■ Instruction:
Return every line below as is, leaving out the pictures.

===== Data extract =====

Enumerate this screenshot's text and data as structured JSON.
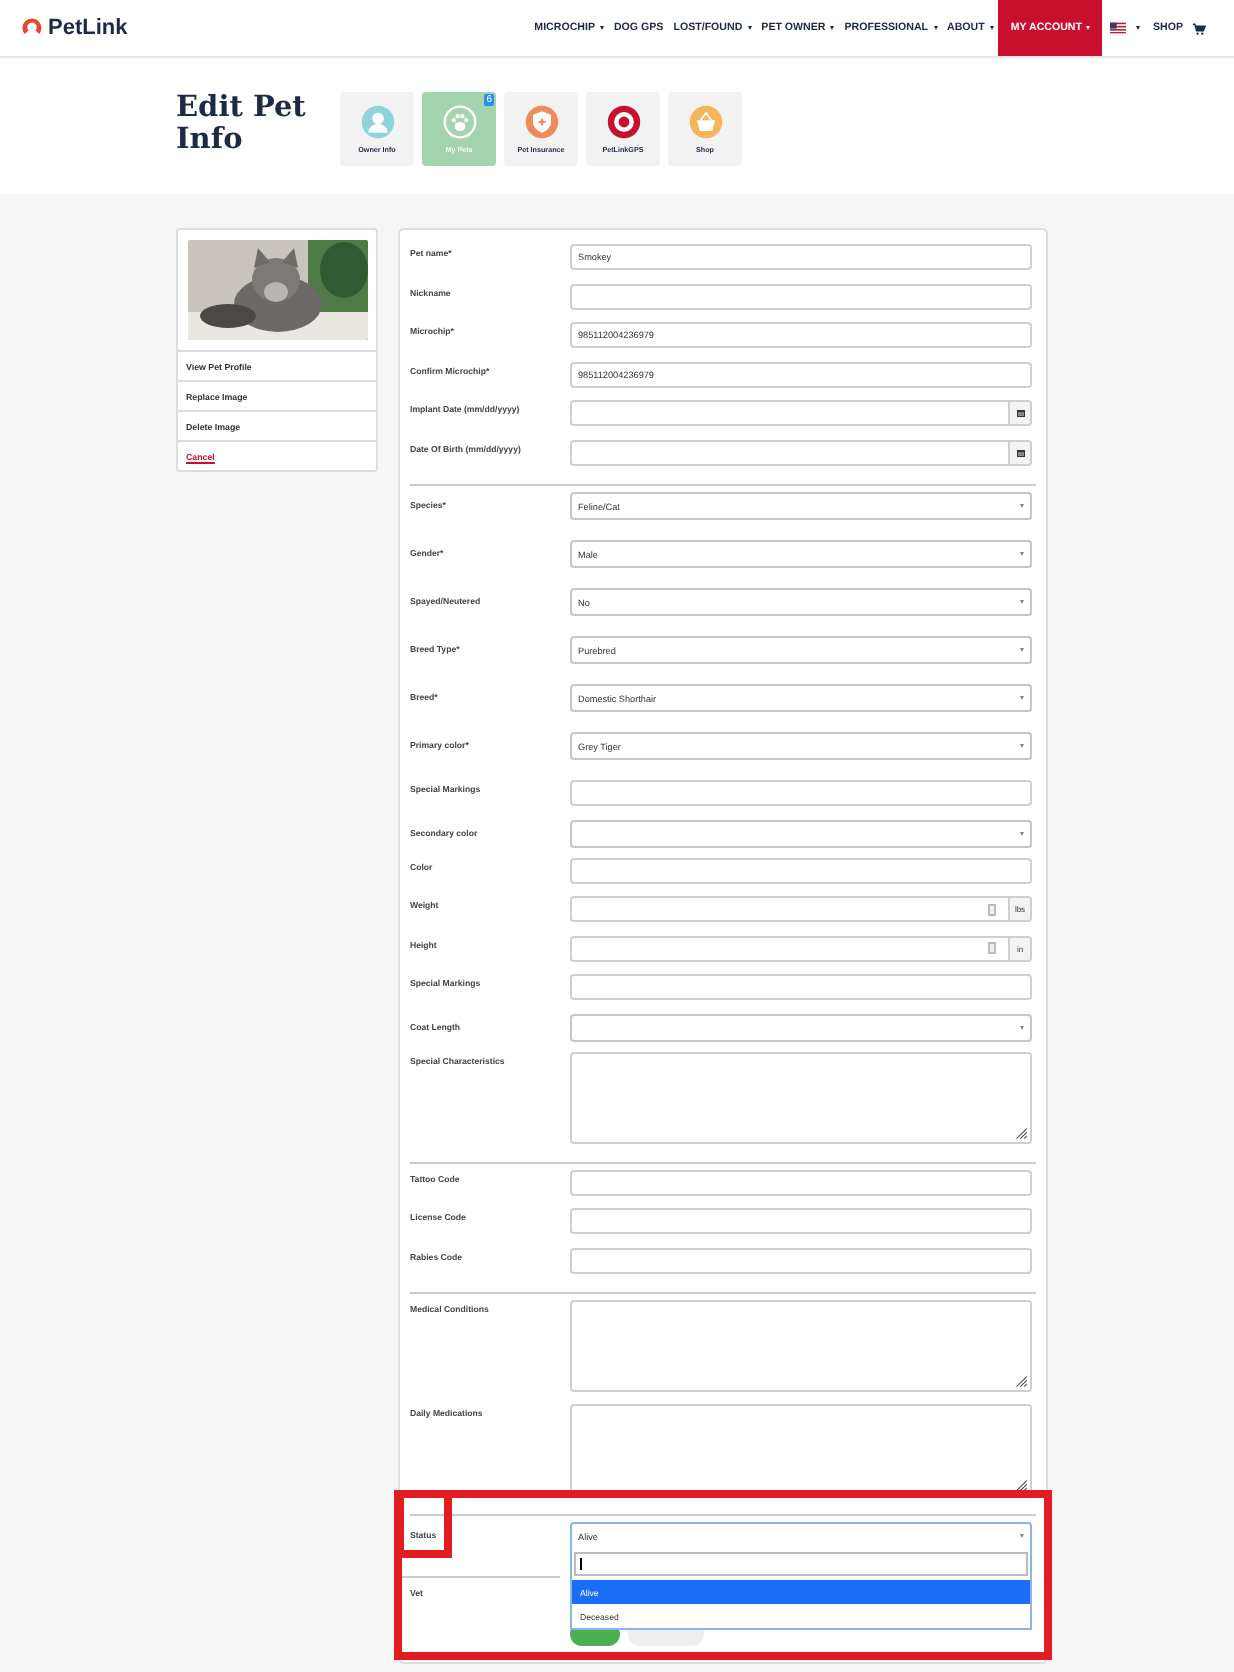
{
  "header": {
    "logo": "PetLink",
    "nav": [
      {
        "label": "MICROCHIP",
        "menu": true,
        "selected": false
      },
      {
        "label": "DOG GPS",
        "menu": false,
        "selected": false
      },
      {
        "label": "LOST/FOUND",
        "menu": true,
        "selected": false
      },
      {
        "label": "PET OWNER",
        "menu": true,
        "selected": false
      },
      {
        "label": "PROFESSIONAL",
        "menu": true,
        "selected": false
      },
      {
        "label": "ABOUT",
        "menu": true,
        "selected": false
      },
      {
        "label": "MY ACCOUNT",
        "menu": true,
        "selected": true
      }
    ],
    "language": {
      "kind": "flag",
      "menu": true
    },
    "shop": "SHOP"
  },
  "page_title": "Edit Pet Info",
  "tabs": [
    {
      "label": "Owner Info",
      "kind": "owner",
      "selected": false
    },
    {
      "label": "My Pets",
      "kind": "pets",
      "selected": true,
      "badge": "6"
    },
    {
      "label": "Pet Insurance",
      "kind": "insurance",
      "selected": false
    },
    {
      "label": "PetLinkGPS",
      "kind": "gps",
      "selected": false
    },
    {
      "label": "Shop",
      "kind": "shop",
      "selected": false
    }
  ],
  "pet_card": {
    "links": [
      {
        "label": "View Pet Profile",
        "kind": "action"
      },
      {
        "label": "Replace Image",
        "kind": "action"
      },
      {
        "label": "Delete Image",
        "kind": "action"
      },
      {
        "label": "Cancel",
        "kind": "link"
      }
    ]
  },
  "form": {
    "sections": [
      {
        "fields": [
          {
            "label": "Pet name*",
            "kind": "text",
            "value": "Smokey"
          },
          {
            "label": "Nickname",
            "kind": "text"
          },
          {
            "label": "Microchip*",
            "kind": "text",
            "value": "985112004236979"
          },
          {
            "label": "Confirm Microchip*",
            "kind": "text",
            "value": "985112004236979"
          },
          {
            "label": "Implant Date (mm/dd/yyyy)",
            "kind": "date"
          },
          {
            "label": "Date Of Birth (mm/dd/yyyy)",
            "kind": "date"
          }
        ]
      },
      {
        "fields": [
          {
            "label": "Species*",
            "kind": "select",
            "value": "Feline/Cat"
          },
          {
            "label": "Gender*",
            "kind": "select",
            "value": "Male"
          },
          {
            "label": "Spayed/Neutered",
            "kind": "select",
            "value": "No"
          },
          {
            "label": "Breed Type*",
            "kind": "select",
            "value": "Purebred"
          },
          {
            "label": "Breed*",
            "kind": "select",
            "value": "Domestic Shorthair"
          },
          {
            "label": "Primary color*",
            "kind": "select",
            "value": "Grey Tiger"
          },
          {
            "label": "Special Markings",
            "kind": "text"
          },
          {
            "label": "Secondary color",
            "kind": "select"
          },
          {
            "label": "Color",
            "kind": "text"
          },
          {
            "label": "Weight",
            "kind": "unit",
            "unit": "lbs"
          },
          {
            "label": "Height",
            "kind": "unit",
            "unit": "in"
          },
          {
            "label": "Special Markings",
            "kind": "text"
          },
          {
            "label": "Coat Length",
            "kind": "select"
          },
          {
            "label": "Special Characteristics",
            "kind": "textarea"
          }
        ]
      },
      {
        "fields": [
          {
            "label": "Tattoo Code",
            "kind": "text"
          },
          {
            "label": "License Code",
            "kind": "text"
          },
          {
            "label": "Rabies Code",
            "kind": "text"
          }
        ]
      },
      {
        "fields": [
          {
            "label": "Medical Conditions",
            "kind": "textarea"
          },
          {
            "label": "Daily Medications",
            "kind": "textarea"
          }
        ]
      },
      {
        "highlighted": true,
        "fields": [
          {
            "label": "Status",
            "kind": "select",
            "value": "Alive",
            "label_highlighted": true,
            "expanded": true,
            "options": [
              {
                "label": "Alive",
                "selected": true
              },
              {
                "label": "Deceased",
                "selected": false
              }
            ]
          },
          {
            "label": "Vet",
            "kind": "label"
          }
        ],
        "buttons": [
          {
            "kind": "primary"
          },
          {
            "kind": "secondary"
          }
        ]
      }
    ]
  }
}
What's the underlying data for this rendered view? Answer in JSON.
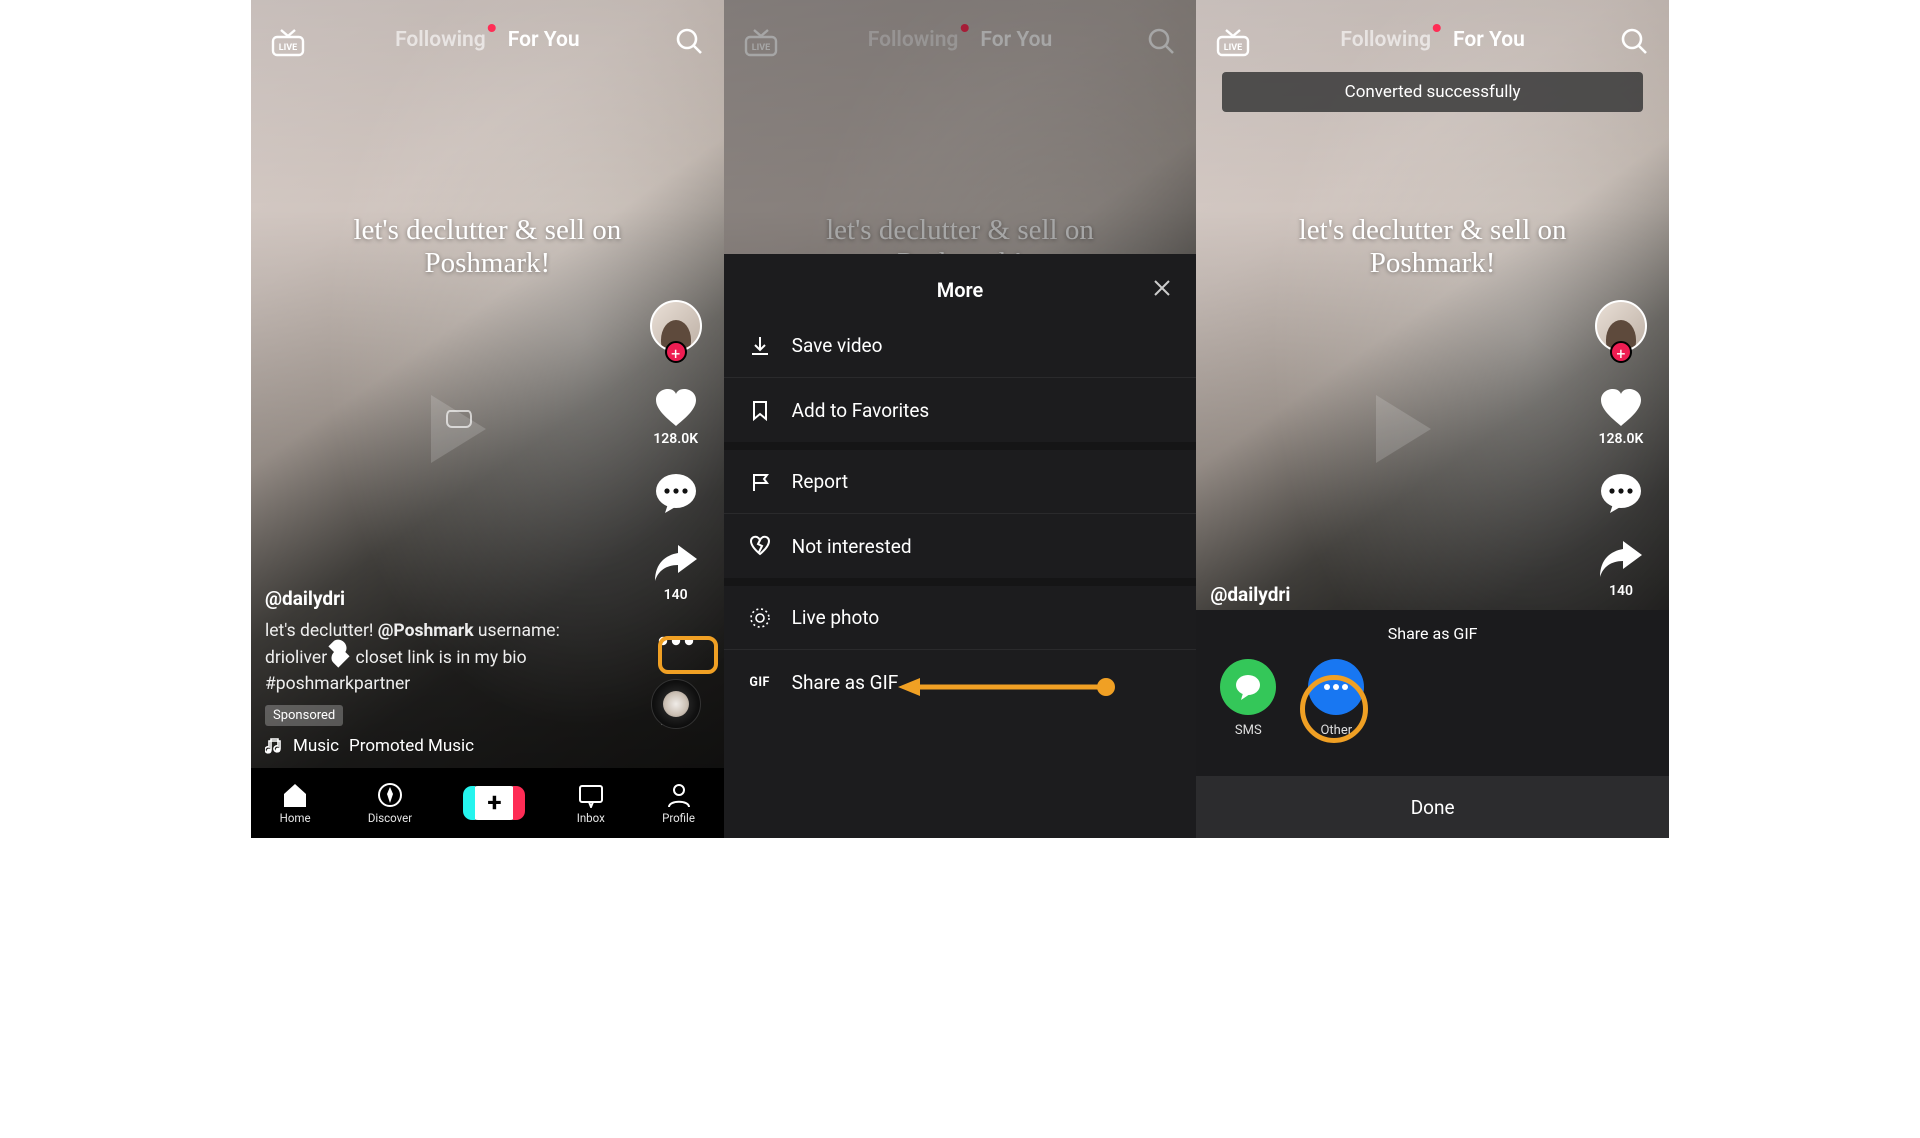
{
  "header": {
    "tab_following": "Following",
    "tab_for_you": "For You"
  },
  "caption_overlay": "let's declutter & sell on Poshmark!",
  "rail": {
    "likes": "128.0K",
    "comments": "",
    "shares": "140"
  },
  "meta": {
    "handle": "@dailydri",
    "desc_line1": "let's declutter! ",
    "desc_mention": "@Poshmark",
    "desc_line1b": " username: drioliver",
    "desc_line2": " closet link is in my bio ",
    "hashtag": "#poshmarkpartner",
    "sponsored": "Sponsored",
    "music_label": "Music",
    "music_title": "Promoted Music"
  },
  "tabbar": {
    "home": "Home",
    "discover": "Discover",
    "inbox": "Inbox",
    "profile": "Profile"
  },
  "more_sheet": {
    "title": "More",
    "save_video": "Save video",
    "add_favorites": "Add to Favorites",
    "report": "Report",
    "not_interested": "Not interested",
    "live_photo": "Live photo",
    "share_gif": "Share as GIF"
  },
  "toast": "Converted successfully",
  "gif_sheet": {
    "title": "Share as GIF",
    "sms": "SMS",
    "other": "Other",
    "done": "Done"
  }
}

=====

■ Task answer:
Enumerate this screenshot's text and data as structured JSON.
{
  "header": {
    "logo": "PetLink",
    "nav": [
      {
        "label": "MICROCHIP",
        "menu": true,
        "selected": false
      },
      {
        "label": "DOG GPS",
        "menu": false,
        "selected": false
      },
      {
        "label": "LOST/FOUND",
        "menu": true,
        "selected": false
      },
      {
        "label": "PET OWNER",
        "menu": true,
        "selected": false
      },
      {
        "label": "PROFESSIONAL",
        "menu": true,
        "selected": false
      },
      {
        "label": "ABOUT",
        "menu": true,
        "selected": false
      },
      {
        "label": "MY ACCOUNT",
        "menu": true,
        "selected": true
      }
    ],
    "language": {
      "kind": "flag",
      "menu": true
    },
    "shop": "SHOP"
  },
  "page_title": "Edit Pet Info",
  "tabs": [
    {
      "label": "Owner Info",
      "kind": "owner",
      "selected": false
    },
    {
      "label": "My Pets",
      "kind": "pets",
      "selected": true,
      "badge": "6"
    },
    {
      "label": "Pet Insurance",
      "kind": "insurance",
      "selected": false
    },
    {
      "label": "PetLinkGPS",
      "kind": "gps",
      "selected": false
    },
    {
      "label": "Shop",
      "kind": "shop",
      "selected": false
    }
  ],
  "pet_card": {
    "links": [
      {
        "label": "View Pet Profile",
        "kind": "action"
      },
      {
        "label": "Replace Image",
        "kind": "action"
      },
      {
        "label": "Delete Image",
        "kind": "action"
      },
      {
        "label": "Cancel",
        "kind": "link"
      }
    ]
  },
  "form": {
    "sections": [
      {
        "fields": [
          {
            "label": "Pet name*",
            "kind": "text",
            "value": "Smokey"
          },
          {
            "label": "Nickname",
            "kind": "text"
          },
          {
            "label": "Microchip*",
            "kind": "text",
            "value": "985112004236979"
          },
          {
            "label": "Confirm Microchip*",
            "kind": "text",
            "value": "985112004236979"
          },
          {
            "label": "Implant Date (mm/dd/yyyy)",
            "kind": "date"
          },
          {
            "label": "Date Of Birth (mm/dd/yyyy)",
            "kind": "date"
          }
        ]
      },
      {
        "fields": [
          {
            "label": "Species*",
            "kind": "select",
            "value": "Feline/Cat"
          },
          {
            "label": "Gender*",
            "kind": "select",
            "value": "Male"
          },
          {
            "label": "Spayed/Neutered",
            "kind": "select",
            "value": "No"
          },
          {
            "label": "Breed Type*",
            "kind": "select",
            "value": "Purebred"
          },
          {
            "label": "Breed*",
            "kind": "select",
            "value": "Domestic Shorthair"
          },
          {
            "label": "Primary color*",
            "kind": "select",
            "value": "Grey Tiger"
          },
          {
            "label": "Special Markings",
            "kind": "text"
          },
          {
            "label": "Secondary color",
            "kind": "select"
          },
          {
            "label": "Color",
            "kind": "text"
          },
          {
            "label": "Weight",
            "kind": "unit",
            "unit": "lbs"
          },
          {
            "label": "Height",
            "kind": "unit",
            "unit": "in"
          },
          {
            "label": "Special Markings",
            "kind": "text"
          },
          {
            "label": "Coat Length",
            "kind": "select"
          },
          {
            "label": "Special Characteristics",
            "kind": "textarea"
          }
        ]
      },
      {
        "fields": [
          {
            "label": "Tattoo Code",
            "kind": "text"
          },
          {
            "label": "License Code",
            "kind": "text"
          },
          {
            "label": "Rabies Code",
            "kind": "text"
          }
        ]
      },
      {
        "fields": [
          {
            "label": "Medical Conditions",
            "kind": "textarea"
          },
          {
            "label": "Daily Medications",
            "kind": "textarea"
          }
        ]
      },
      {
        "highlighted": true,
        "fields": [
          {
            "label": "Status",
            "kind": "select",
            "value": "Alive",
            "label_highlighted": true,
            "expanded": true,
            "options": [
              {
                "label": "Alive",
                "selected": true
              },
              {
                "label": "Deceased",
                "selected": false
              }
            ]
          },
          {
            "label": "Vet",
            "kind": "label"
          }
        ],
        "buttons": [
          {
            "kind": "primary"
          },
          {
            "kind": "secondary"
          }
        ]
      }
    ]
  }
}
What's the underlying data for this rendered view? Answer in JSON.
{
  "header": {
    "tab_following": "Following",
    "tab_for_you": "For You"
  },
  "caption_overlay": "let's declutter & sell on Poshmark!",
  "rail": {
    "likes": "128.0K",
    "comments": "",
    "shares": "140"
  },
  "meta": {
    "handle": "@dailydri",
    "desc_line1": "let's declutter! ",
    "desc_mention": "@Poshmark",
    "desc_line1b": " username: drioliver",
    "desc_line2": " closet link is in my bio ",
    "hashtag": "#poshmarkpartner",
    "sponsored": "Sponsored",
    "music_label": "Music",
    "music_title": "Promoted Music"
  },
  "tabbar": {
    "home": "Home",
    "discover": "Discover",
    "inbox": "Inbox",
    "profile": "Profile"
  },
  "more_sheet": {
    "title": "More",
    "save_video": "Save video",
    "add_favorites": "Add to Favorites",
    "report": "Report",
    "not_interested": "Not interested",
    "live_photo": "Live photo",
    "share_gif": "Share as GIF"
  },
  "toast": "Converted successfully",
  "gif_sheet": {
    "title": "Share as GIF",
    "sms": "SMS",
    "other": "Other",
    "done": "Done"
  }
}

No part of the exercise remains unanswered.